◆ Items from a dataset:
========================================
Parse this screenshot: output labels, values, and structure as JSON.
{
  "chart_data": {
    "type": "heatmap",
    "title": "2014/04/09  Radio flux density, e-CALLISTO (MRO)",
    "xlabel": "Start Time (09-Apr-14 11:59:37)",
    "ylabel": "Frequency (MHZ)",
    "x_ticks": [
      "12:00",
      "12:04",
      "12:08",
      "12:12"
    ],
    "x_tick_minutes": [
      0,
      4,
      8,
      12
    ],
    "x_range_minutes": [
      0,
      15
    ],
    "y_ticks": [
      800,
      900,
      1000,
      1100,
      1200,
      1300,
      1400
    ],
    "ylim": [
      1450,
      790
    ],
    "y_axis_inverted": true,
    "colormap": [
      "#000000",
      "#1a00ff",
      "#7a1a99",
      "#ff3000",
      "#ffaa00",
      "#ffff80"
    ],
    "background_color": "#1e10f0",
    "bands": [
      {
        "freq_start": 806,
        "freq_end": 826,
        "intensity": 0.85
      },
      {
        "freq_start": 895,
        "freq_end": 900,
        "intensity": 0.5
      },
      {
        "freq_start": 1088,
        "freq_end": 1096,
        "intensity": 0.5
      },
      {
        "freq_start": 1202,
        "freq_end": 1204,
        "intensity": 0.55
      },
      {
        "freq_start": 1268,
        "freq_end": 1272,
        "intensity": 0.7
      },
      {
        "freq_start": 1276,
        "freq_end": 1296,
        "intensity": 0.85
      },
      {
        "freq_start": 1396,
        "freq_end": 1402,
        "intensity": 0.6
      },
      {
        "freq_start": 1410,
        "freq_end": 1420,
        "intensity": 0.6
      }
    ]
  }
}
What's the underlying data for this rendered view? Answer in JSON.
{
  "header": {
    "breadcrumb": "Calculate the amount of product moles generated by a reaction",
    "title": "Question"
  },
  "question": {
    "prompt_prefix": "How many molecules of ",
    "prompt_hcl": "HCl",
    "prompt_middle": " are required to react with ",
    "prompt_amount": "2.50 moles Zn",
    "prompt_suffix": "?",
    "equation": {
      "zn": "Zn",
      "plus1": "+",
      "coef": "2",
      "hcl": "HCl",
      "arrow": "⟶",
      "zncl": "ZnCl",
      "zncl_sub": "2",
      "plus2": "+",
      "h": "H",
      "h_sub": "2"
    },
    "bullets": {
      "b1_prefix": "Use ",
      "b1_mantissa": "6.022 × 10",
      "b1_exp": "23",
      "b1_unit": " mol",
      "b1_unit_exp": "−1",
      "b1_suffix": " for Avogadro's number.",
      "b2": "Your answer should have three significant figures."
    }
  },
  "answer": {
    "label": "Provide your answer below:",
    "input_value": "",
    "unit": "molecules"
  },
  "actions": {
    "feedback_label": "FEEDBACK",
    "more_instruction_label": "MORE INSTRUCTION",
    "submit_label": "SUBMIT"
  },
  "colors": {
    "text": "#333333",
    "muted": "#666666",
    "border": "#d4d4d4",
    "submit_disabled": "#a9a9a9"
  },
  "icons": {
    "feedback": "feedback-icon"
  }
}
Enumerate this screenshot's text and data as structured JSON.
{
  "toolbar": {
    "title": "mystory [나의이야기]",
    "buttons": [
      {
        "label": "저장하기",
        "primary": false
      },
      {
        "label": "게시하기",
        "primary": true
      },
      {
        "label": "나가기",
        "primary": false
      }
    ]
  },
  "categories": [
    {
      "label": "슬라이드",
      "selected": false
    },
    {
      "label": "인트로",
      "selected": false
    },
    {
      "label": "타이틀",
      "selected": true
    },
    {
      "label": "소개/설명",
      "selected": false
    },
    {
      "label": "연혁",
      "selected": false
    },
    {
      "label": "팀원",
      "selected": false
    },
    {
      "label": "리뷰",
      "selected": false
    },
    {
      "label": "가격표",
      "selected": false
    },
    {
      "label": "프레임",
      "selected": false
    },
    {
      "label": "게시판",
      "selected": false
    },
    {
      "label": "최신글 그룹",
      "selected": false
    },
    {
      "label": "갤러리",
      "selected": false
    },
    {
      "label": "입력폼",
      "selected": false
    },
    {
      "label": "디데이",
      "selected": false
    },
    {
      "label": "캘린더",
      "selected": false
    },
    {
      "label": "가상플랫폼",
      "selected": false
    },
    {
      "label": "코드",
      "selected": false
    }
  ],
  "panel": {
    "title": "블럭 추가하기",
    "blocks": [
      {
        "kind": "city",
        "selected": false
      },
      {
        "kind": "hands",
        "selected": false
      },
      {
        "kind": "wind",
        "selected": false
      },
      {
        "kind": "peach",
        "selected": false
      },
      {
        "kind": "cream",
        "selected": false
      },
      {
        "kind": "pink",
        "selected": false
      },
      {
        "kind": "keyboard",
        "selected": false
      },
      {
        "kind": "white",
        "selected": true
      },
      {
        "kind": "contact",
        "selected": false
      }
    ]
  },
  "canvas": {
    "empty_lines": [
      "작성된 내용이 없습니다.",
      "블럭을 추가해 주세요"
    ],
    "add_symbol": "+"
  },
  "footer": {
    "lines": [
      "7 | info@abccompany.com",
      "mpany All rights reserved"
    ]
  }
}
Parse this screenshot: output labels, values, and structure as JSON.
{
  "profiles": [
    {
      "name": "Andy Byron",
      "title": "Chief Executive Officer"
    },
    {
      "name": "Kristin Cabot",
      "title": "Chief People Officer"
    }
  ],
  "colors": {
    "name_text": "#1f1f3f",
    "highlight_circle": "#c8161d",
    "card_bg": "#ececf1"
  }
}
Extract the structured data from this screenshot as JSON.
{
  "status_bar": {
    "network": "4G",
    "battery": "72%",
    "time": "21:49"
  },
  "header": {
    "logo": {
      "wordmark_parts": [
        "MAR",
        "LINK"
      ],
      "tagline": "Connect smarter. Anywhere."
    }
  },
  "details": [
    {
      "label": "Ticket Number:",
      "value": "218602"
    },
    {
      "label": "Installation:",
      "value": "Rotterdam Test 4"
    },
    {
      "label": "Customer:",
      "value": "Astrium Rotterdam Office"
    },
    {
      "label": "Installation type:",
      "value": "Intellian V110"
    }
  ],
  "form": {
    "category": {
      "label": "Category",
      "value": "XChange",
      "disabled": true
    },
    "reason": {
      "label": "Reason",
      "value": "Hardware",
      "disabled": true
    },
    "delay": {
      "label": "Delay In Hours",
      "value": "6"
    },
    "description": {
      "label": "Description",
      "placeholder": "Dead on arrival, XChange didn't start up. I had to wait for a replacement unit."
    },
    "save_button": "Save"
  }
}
========================================
◆ Problem description:
Write out all the data again, exactly as it appears.

◆ Response to the exercise:
Parse this screenshot: output labels, values, and structure as JSON.
{
  "chart_data": {
    "type": "heatmap",
    "title": "2014/04/09  Radio flux density, e-CALLISTO (MRO)",
    "xlabel": "Start Time (09-Apr-14 11:59:37)",
    "ylabel": "Frequency (MHZ)",
    "x_ticks": [
      "12:00",
      "12:04",
      "12:08",
      "12:12"
    ],
    "x_tick_minutes": [
      0,
      4,
      8,
      12
    ],
    "x_range_minutes": [
      0,
      15
    ],
    "y_ticks": [
      800,
      900,
      1000,
      1100,
      1200,
      1300,
      1400
    ],
    "ylim": [
      1450,
      790
    ],
    "y_axis_inverted": true,
    "colormap": [
      "#000000",
      "#1a00ff",
      "#7a1a99",
      "#ff3000",
      "#ffaa00",
      "#ffff80"
    ],
    "background_color": "#1e10f0",
    "bands": [
      {
        "freq_start": 806,
        "freq_end": 826,
        "intensity": 0.85
      },
      {
        "freq_start": 895,
        "freq_end": 900,
        "intensity": 0.5
      },
      {
        "freq_start": 1088,
        "freq_end": 1096,
        "intensity": 0.5
      },
      {
        "freq_start": 1202,
        "freq_end": 1204,
        "intensity": 0.55
      },
      {
        "freq_start": 1268,
        "freq_end": 1272,
        "intensity": 0.7
      },
      {
        "freq_start": 1276,
        "freq_end": 1296,
        "intensity": 0.85
      },
      {
        "freq_start": 1396,
        "freq_end": 1402,
        "intensity": 0.6
      },
      {
        "freq_start": 1410,
        "freq_end": 1420,
        "intensity": 0.6
      }
    ]
  }
}
What's the underlying data for this rendered view? Answer in JSON.
{
  "header": {
    "breadcrumb": "Calculate the amount of product moles generated by a reaction",
    "title": "Question"
  },
  "question": {
    "prompt_prefix": "How many molecules of ",
    "prompt_hcl": "HCl",
    "prompt_middle": " are required to react with ",
    "prompt_amount": "2.50 moles Zn",
    "prompt_suffix": "?",
    "equation": {
      "zn": "Zn",
      "plus1": "+",
      "coef": "2",
      "hcl": "HCl",
      "arrow": "⟶",
      "zncl": "ZnCl",
      "zncl_sub": "2",
      "plus2": "+",
      "h": "H",
      "h_sub": "2"
    },
    "bullets": {
      "b1_prefix": "Use ",
      "b1_mantissa": "6.022 × 10",
      "b1_exp": "23",
      "b1_unit": " mol",
      "b1_unit_exp": "−1",
      "b1_suffix": " for Avogadro's number.",
      "b2": "Your answer should have three significant figures."
    }
  },
  "answer": {
    "label": "Provide your answer below:",
    "input_value": "",
    "unit": "molecules"
  },
  "actions": {
    "feedback_label": "FEEDBACK",
    "more_instruction_label": "MORE INSTRUCTION",
    "submit_label": "SUBMIT"
  },
  "colors": {
    "text": "#333333",
    "muted": "#666666",
    "border": "#d4d4d4",
    "submit_disabled": "#a9a9a9"
  },
  "icons": {
    "feedback": "feedback-icon"
  }
}
Enumerate this screenshot's text and data as structured JSON.
{
  "toolbar": {
    "title": "mystory [나의이야기]",
    "buttons": [
      {
        "label": "저장하기",
        "primary": false
      },
      {
        "label": "게시하기",
        "primary": true
      },
      {
        "label": "나가기",
        "primary": false
      }
    ]
  },
  "categories": [
    {
      "label": "슬라이드",
      "selected": false
    },
    {
      "label": "인트로",
      "selected": false
    },
    {
      "label": "타이틀",
      "selected": true
    },
    {
      "label": "소개/설명",
      "selected": false
    },
    {
      "label": "연혁",
      "selected": false
    },
    {
      "label": "팀원",
      "selected": false
    },
    {
      "label": "리뷰",
      "selected": false
    },
    {
      "label": "가격표",
      "selected": false
    },
    {
      "label": "프레임",
      "selected": false
    },
    {
      "label": "게시판",
      "selected": false
    },
    {
      "label": "최신글 그룹",
      "selected": false
    },
    {
      "label": "갤러리",
      "selected": false
    },
    {
      "label": "입력폼",
      "selected": false
    },
    {
      "label": "디데이",
      "selected": false
    },
    {
      "label": "캘린더",
      "selected": false
    },
    {
      "label": "가상플랫폼",
      "selected": false
    },
    {
      "label": "코드",
      "selected": false
    }
  ],
  "panel": {
    "title": "블럭 추가하기",
    "blocks": [
      {
        "kind": "city",
        "selected": false
      },
      {
        "kind": "hands",
        "selected": false
      },
      {
        "kind": "wind",
        "selected": false
      },
      {
        "kind": "peach",
        "selected": false
      },
      {
        "kind": "cream",
        "selected": false
      },
      {
        "kind": "pink",
        "selected": false
      },
      {
        "kind": "keyboard",
        "selected": false
      },
      {
        "kind": "white",
        "selected": true
      },
      {
        "kind": "contact",
        "selected": false
      }
    ]
  },
  "canvas": {
    "empty_lines": [
      "작성된 내용이 없습니다.",
      "블럭을 추가해 주세요"
    ],
    "add_symbol": "+"
  },
  "footer": {
    "lines": [
      "7 | info@abccompany.com",
      "mpany All rights reserved"
    ]
  }
}
Parse this screenshot: output labels, values, and structure as JSON.
{
  "profiles": [
    {
      "name": "Andy Byron",
      "title": "Chief Executive Officer"
    },
    {
      "name": "Kristin Cabot",
      "title": "Chief People Officer"
    }
  ],
  "colors": {
    "name_text": "#1f1f3f",
    "highlight_circle": "#c8161d",
    "card_bg": "#ececf1"
  }
}
Extract the structured data from this screenshot as JSON.
{
  "status_bar": {
    "network": "4G",
    "battery": "72%",
    "time": "21:49"
  },
  "header": {
    "logo": {
      "wordmark_parts": [
        "MAR",
        "LINK"
      ],
      "tagline": "Connect smarter. Anywhere."
    }
  },
  "details": [
    {
      "label": "Ticket Number:",
      "value": "218602"
    },
    {
      "label": "Installation:",
      "value": "Rotterdam Test 4"
    },
    {
      "label": "Customer:",
      "value": "Astrium Rotterdam Office"
    },
    {
      "label": "Installation type:",
      "value": "Intellian V110"
    }
  ],
  "form": {
    "category": {
      "label": "Category",
      "value": "XChange",
      "disabled": true
    },
    "reason": {
      "label": "Reason",
      "value": "Hardware",
      "disabled": true
    },
    "delay": {
      "label": "Delay In Hours",
      "value": "6"
    },
    "description": {
      "label": "Description",
      "placeholder": "Dead on arrival, XChange didn't start up. I had to wait for a replacement unit."
    },
    "save_button": "Save"
  }
}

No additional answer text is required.